# [Objective]
For every line in the records that has the word "Fuel", make a copy.

[Data extracted from a collection]
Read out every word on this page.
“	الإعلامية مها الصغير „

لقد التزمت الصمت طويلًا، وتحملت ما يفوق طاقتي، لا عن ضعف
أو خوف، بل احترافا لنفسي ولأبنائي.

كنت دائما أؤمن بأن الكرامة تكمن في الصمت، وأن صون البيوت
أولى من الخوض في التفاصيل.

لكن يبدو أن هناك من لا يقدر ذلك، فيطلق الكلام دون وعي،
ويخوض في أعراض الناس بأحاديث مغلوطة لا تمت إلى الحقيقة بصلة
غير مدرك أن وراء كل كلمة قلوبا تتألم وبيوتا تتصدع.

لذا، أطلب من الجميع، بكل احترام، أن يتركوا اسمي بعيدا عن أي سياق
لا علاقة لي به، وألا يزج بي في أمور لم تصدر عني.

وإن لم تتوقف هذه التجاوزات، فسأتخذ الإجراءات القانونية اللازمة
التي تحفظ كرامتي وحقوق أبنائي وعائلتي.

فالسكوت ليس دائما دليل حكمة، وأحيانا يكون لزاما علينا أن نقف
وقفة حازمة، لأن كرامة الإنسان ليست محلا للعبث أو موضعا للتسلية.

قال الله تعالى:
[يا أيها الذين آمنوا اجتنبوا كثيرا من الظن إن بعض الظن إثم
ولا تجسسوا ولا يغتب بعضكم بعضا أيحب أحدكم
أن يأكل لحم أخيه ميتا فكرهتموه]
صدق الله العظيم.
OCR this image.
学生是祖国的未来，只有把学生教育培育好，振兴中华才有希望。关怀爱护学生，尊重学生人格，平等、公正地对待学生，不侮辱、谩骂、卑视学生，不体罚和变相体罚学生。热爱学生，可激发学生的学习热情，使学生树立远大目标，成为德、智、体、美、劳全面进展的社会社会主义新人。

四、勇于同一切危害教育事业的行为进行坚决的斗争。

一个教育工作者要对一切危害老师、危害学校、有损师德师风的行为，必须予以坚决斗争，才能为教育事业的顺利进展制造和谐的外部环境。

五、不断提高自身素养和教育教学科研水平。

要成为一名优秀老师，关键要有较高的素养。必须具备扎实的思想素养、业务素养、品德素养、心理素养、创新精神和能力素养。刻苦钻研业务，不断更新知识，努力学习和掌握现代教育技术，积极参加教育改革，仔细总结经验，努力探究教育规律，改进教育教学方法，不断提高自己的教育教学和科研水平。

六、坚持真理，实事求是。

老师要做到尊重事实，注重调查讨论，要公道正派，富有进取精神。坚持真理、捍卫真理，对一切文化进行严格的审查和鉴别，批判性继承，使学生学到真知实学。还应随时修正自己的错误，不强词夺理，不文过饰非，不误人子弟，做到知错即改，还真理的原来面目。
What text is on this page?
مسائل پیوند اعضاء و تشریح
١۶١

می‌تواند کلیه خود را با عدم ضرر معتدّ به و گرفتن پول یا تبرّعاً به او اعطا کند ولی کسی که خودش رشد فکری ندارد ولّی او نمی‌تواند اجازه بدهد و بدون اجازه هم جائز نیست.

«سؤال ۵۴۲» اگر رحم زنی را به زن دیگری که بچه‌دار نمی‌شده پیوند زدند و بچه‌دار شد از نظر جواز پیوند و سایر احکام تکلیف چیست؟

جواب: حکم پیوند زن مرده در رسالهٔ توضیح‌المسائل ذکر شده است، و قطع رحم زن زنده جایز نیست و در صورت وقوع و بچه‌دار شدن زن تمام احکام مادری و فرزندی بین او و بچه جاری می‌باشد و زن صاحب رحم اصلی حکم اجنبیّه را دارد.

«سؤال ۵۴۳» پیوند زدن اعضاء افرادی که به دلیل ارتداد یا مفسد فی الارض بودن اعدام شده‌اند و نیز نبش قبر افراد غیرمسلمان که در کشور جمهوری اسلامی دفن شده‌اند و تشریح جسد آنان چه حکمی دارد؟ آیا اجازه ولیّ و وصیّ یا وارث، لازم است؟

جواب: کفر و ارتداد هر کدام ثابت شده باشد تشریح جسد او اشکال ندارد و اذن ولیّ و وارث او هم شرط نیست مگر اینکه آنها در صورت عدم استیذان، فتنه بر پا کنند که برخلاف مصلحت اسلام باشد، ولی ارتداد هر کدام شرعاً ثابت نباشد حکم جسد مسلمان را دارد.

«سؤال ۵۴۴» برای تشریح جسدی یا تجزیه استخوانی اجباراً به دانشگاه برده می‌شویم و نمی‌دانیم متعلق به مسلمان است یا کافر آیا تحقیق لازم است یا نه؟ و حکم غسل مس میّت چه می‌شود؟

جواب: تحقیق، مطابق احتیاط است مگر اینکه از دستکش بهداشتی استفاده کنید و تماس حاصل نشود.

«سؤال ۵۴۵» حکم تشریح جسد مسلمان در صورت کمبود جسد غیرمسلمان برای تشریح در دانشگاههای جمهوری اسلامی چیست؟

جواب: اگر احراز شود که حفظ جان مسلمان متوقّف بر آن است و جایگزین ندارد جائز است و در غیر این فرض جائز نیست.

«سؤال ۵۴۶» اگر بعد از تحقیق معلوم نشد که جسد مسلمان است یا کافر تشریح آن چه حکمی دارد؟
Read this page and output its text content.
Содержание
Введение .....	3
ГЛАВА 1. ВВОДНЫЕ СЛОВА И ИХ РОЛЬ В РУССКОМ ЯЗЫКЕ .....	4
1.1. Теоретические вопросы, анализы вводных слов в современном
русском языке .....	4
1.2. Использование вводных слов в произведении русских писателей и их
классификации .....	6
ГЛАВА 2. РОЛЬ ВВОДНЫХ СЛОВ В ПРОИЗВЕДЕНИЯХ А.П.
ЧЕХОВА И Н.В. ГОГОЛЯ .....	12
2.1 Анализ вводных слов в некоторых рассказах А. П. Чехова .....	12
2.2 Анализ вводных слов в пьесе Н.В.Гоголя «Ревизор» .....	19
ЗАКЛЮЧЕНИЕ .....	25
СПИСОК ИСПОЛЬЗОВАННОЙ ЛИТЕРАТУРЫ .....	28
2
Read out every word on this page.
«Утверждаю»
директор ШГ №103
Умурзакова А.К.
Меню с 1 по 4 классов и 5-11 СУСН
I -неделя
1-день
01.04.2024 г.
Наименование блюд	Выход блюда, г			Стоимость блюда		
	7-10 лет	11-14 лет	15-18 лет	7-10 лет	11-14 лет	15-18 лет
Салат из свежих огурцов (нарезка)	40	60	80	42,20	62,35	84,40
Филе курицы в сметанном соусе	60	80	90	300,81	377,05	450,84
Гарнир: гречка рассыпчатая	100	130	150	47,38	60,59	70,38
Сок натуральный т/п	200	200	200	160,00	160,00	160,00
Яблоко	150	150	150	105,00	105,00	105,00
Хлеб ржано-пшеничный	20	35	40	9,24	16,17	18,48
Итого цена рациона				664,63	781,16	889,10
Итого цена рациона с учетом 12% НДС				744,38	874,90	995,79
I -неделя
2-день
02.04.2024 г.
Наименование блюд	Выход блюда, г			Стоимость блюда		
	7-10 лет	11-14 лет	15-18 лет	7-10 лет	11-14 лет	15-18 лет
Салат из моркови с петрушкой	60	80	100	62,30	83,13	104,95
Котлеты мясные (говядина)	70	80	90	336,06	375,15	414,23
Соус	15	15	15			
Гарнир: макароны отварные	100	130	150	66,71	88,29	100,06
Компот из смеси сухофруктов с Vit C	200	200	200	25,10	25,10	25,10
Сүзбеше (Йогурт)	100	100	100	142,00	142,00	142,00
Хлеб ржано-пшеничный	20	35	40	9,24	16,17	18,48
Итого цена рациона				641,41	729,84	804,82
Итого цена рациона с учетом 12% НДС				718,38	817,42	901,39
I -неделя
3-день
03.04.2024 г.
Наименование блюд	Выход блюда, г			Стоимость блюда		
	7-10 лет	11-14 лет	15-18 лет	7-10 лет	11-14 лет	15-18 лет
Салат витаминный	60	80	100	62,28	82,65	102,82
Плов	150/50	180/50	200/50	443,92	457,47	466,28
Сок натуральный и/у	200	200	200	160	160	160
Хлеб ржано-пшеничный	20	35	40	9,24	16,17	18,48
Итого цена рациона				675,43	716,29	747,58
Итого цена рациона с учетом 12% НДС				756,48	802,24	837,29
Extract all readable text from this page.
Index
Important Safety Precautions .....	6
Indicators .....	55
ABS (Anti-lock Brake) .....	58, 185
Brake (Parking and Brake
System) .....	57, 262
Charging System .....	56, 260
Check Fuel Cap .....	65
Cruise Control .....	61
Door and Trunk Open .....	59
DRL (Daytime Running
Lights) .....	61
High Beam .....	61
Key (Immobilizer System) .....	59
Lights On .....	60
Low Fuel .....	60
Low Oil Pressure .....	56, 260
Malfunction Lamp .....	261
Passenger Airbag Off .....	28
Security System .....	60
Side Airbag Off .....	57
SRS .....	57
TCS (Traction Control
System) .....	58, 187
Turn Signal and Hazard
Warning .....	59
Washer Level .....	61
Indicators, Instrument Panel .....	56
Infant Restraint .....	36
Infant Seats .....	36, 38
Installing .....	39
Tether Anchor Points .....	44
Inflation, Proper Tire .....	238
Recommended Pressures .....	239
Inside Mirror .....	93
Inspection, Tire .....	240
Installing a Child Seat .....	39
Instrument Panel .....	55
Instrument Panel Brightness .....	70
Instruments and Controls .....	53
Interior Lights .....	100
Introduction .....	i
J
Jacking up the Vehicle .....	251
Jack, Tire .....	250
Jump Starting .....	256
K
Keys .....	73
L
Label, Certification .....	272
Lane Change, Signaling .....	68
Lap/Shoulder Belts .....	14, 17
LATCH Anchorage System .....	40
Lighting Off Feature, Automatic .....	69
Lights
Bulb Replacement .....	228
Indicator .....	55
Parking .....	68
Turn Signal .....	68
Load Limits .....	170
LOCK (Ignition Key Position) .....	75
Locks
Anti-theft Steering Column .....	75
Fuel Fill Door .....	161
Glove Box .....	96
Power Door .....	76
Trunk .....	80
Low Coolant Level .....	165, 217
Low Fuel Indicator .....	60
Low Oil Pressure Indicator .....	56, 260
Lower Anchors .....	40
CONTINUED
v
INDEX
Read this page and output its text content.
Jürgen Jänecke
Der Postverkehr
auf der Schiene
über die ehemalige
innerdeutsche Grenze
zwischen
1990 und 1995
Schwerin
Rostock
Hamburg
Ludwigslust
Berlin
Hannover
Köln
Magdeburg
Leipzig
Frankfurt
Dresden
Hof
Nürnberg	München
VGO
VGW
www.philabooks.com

# [Result]
Check Fuel Cap .....	65
Low Fuel .....	60
Fuel Fill Door .....	161
Low Fuel Indicator .....	60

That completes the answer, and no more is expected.